↓↓↓

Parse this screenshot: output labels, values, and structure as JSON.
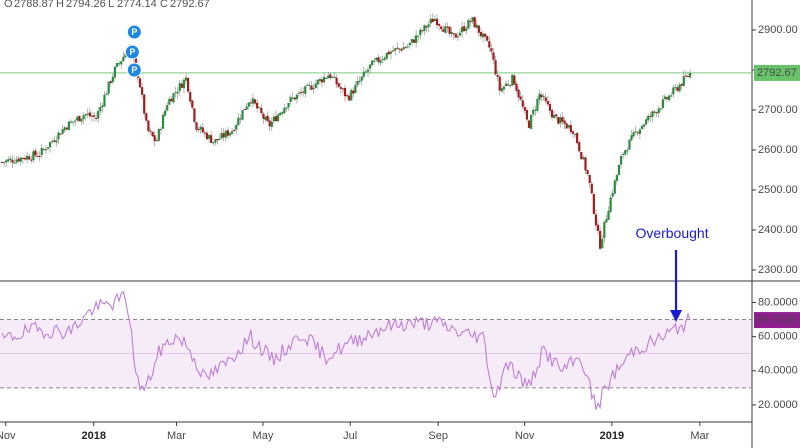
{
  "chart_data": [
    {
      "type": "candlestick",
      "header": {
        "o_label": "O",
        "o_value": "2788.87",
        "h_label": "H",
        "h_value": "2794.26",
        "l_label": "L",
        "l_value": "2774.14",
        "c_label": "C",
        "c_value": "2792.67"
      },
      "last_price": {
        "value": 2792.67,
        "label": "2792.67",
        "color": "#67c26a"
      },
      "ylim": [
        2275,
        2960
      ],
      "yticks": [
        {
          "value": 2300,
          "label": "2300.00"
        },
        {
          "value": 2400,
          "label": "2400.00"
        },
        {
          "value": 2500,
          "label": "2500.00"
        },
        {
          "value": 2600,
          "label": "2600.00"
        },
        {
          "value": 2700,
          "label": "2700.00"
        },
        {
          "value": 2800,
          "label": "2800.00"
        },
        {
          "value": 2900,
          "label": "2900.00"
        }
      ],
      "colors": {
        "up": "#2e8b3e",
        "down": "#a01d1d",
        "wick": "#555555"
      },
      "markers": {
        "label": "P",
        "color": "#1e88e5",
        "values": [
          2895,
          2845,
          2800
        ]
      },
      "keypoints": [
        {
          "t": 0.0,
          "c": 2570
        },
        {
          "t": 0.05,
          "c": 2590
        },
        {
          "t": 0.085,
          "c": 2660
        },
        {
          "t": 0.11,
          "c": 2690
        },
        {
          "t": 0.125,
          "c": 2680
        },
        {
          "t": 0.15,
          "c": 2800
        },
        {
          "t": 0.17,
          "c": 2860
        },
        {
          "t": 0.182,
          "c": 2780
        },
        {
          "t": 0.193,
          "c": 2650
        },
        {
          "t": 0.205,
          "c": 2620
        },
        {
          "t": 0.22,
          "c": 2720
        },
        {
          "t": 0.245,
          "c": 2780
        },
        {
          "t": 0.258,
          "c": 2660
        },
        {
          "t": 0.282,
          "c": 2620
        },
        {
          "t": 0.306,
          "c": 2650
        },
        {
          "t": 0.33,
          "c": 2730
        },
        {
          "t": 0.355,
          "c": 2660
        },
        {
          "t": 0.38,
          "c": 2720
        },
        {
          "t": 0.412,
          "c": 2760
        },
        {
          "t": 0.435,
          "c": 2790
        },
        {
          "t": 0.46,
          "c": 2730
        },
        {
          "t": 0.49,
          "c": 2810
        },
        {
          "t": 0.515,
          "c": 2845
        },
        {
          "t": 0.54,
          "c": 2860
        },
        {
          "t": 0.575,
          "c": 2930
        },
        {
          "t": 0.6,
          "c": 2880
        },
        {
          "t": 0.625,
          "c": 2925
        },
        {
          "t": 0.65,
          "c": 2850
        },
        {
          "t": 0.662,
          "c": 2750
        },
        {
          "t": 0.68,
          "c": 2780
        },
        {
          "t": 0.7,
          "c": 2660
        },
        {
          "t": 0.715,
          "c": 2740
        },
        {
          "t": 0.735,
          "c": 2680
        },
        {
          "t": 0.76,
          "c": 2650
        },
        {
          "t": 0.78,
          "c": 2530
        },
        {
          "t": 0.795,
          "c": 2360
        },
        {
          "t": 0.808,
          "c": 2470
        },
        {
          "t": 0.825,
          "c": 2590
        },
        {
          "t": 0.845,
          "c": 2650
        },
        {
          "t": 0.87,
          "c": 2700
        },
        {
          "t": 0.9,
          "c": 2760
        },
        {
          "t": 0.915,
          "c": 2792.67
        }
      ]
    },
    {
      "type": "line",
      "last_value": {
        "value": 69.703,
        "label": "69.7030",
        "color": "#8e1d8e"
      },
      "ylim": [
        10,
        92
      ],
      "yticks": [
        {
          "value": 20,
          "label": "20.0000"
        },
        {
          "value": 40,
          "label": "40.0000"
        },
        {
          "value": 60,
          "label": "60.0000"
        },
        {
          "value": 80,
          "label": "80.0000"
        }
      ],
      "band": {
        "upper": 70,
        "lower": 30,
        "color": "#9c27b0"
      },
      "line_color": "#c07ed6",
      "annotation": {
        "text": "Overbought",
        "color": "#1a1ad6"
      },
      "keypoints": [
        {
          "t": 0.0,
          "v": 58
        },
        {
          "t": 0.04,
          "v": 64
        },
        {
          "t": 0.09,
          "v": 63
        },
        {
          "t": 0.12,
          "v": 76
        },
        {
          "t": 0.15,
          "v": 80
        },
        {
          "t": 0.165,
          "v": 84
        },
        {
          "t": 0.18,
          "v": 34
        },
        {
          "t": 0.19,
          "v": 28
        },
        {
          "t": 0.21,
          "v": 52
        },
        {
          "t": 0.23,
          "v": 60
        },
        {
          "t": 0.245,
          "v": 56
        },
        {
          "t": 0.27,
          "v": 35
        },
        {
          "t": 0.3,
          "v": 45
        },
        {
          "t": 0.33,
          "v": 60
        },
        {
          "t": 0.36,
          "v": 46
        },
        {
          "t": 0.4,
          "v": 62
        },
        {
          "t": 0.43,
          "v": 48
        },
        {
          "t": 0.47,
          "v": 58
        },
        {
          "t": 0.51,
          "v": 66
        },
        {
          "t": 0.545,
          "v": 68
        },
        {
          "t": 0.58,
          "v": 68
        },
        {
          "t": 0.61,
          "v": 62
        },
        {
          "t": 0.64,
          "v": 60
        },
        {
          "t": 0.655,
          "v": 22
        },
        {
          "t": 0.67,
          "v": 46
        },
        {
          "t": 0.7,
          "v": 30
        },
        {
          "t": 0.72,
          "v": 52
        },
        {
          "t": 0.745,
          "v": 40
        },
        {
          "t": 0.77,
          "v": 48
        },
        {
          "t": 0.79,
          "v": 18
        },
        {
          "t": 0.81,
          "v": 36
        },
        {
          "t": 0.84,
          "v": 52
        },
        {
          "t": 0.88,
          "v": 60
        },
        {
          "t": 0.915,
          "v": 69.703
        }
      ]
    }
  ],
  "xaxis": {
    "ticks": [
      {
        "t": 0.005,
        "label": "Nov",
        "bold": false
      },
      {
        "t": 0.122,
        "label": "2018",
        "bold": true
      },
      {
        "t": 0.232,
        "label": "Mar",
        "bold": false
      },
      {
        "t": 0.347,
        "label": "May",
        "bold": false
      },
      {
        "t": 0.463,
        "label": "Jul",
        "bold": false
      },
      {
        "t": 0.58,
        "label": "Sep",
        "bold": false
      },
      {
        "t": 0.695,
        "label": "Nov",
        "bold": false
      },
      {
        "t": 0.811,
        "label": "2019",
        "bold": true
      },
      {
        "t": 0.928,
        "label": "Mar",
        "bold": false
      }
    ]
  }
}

↑↑↑
↓↓↓

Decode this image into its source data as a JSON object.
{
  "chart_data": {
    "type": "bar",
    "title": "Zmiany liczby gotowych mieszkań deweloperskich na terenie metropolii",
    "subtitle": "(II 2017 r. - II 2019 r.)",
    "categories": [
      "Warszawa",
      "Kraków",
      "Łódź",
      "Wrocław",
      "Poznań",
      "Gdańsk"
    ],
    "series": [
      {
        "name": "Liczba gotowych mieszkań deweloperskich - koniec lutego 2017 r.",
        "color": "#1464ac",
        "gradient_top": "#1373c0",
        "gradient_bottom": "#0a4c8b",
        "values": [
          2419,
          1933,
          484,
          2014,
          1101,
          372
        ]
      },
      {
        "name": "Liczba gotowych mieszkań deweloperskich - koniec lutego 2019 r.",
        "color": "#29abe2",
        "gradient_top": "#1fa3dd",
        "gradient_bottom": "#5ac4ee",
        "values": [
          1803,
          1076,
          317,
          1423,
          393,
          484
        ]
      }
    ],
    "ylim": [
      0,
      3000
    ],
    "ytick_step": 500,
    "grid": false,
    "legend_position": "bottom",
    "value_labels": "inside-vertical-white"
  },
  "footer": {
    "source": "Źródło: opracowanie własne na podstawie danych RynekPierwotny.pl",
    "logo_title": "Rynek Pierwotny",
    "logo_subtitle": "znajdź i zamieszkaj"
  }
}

↑↑↑
↓↓↓

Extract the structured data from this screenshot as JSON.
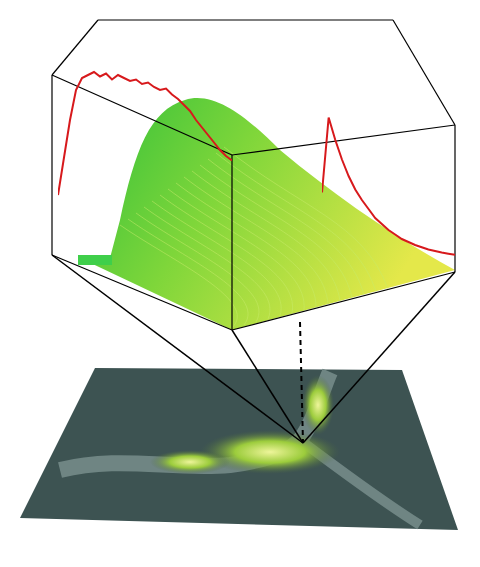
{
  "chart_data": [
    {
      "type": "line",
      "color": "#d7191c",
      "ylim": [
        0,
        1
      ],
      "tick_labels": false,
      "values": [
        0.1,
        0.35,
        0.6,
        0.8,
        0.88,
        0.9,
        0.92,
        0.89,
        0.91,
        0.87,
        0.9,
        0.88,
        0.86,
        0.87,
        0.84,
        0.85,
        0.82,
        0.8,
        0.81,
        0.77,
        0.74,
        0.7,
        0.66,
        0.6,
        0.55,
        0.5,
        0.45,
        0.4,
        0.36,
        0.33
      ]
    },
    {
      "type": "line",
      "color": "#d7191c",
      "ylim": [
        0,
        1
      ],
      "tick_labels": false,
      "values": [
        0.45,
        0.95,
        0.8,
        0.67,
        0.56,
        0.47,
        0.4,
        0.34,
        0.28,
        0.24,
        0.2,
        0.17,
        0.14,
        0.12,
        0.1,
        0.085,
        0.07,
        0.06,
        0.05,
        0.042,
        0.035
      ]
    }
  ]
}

↑↑↑

### [WHAT TO DO]
Isolate each line of the listing above that includes "source". Copy it.

### [TASK SOLUTION]
Decode this image into its source data as a JSON object.
    "source": "Źródło: opracowanie własne na podstawie danych RynekPierwotny.pl",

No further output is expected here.